** begin Data listing **

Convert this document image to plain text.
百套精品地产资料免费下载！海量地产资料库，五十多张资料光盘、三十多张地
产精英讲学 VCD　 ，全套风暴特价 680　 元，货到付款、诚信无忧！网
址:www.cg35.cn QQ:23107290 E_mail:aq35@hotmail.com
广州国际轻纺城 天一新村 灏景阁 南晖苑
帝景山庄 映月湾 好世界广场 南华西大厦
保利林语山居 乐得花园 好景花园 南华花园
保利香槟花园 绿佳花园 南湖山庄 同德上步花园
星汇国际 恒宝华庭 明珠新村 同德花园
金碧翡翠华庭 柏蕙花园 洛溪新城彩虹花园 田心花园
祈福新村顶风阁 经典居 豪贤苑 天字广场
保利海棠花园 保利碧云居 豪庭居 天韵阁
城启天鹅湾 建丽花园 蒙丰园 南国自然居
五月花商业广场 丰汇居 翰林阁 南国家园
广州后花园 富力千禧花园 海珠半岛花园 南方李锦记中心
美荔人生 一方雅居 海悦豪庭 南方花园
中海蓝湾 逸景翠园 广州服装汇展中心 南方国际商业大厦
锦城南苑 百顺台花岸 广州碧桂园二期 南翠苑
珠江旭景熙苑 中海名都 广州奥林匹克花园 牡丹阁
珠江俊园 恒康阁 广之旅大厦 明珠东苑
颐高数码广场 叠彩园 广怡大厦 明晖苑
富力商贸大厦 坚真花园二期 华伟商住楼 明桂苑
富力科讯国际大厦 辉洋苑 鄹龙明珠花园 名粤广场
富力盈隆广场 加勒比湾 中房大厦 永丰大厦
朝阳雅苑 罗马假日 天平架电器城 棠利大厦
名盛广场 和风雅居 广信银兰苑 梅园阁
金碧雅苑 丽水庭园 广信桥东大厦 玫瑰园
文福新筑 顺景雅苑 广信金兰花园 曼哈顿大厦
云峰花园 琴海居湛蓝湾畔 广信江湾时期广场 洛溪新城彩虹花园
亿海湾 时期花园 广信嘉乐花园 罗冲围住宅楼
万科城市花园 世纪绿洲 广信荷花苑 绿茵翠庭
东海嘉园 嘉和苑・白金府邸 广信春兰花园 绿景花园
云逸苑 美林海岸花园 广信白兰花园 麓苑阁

** end Data listing **

→ **Directive**:
Write the entries again, exactly as they stand.

→ **Worked solution**:
Convert this document image to plain text.
百套精品地产资料免费下载！海量地产资料库，五十多张资料光盘、三十多张地
产精英讲学 VCD　 ，全套风暴特价 680　 元，货到付款、诚信无忧！网
址:www.cg35.cn QQ:23107290 E_mail:aq35@hotmail.com
广州国际轻纺城 天一新村 灏景阁 南晖苑
帝景山庄 映月湾 好世界广场 南华西大厦
保利林语山居 乐得花园 好景花园 南华花园
保利香槟花园 绿佳花园 南湖山庄 同德上步花园
星汇国际 恒宝华庭 明珠新村 同德花园
金碧翡翠华庭 柏蕙花园 洛溪新城彩虹花园 田心花园
祈福新村顶风阁 经典居 豪贤苑 天字广场
保利海棠花园 保利碧云居 豪庭居 天韵阁
城启天鹅湾 建丽花园 蒙丰园 南国自然居
五月花商业广场 丰汇居 翰林阁 南国家园
广州后花园 富力千禧花园 海珠半岛花园 南方李锦记中心
美荔人生 一方雅居 海悦豪庭 南方花园
中海蓝湾 逸景翠园 广州服装汇展中心 南方国际商业大厦
锦城南苑 百顺台花岸 广州碧桂园二期 南翠苑
珠江旭景熙苑 中海名都 广州奥林匹克花园 牡丹阁
珠江俊园 恒康阁 广之旅大厦 明珠东苑
颐高数码广场 叠彩园 广怡大厦 明晖苑
富力商贸大厦 坚真花园二期 华伟商住楼 明桂苑
富力科讯国际大厦 辉洋苑 鄹龙明珠花园 名粤广场
富力盈隆广场 加勒比湾 中房大厦 永丰大厦
朝阳雅苑 罗马假日 天平架电器城 棠利大厦
名盛广场 和风雅居 广信银兰苑 梅园阁
金碧雅苑 丽水庭园 广信桥东大厦 玫瑰园
文福新筑 顺景雅苑 广信金兰花园 曼哈顿大厦
云峰花园 琴海居湛蓝湾畔 广信江湾时期广场 洛溪新城彩虹花园
亿海湾 时期花园 广信嘉乐花园 罗冲围住宅楼
万科城市花园 世纪绿洲 广信荷花苑 绿茵翠庭
东海嘉园 嘉和苑・白金府邸 广信春兰花园 绿景花园
云逸苑 美林海岸花园 广信白兰花园 麓苑阁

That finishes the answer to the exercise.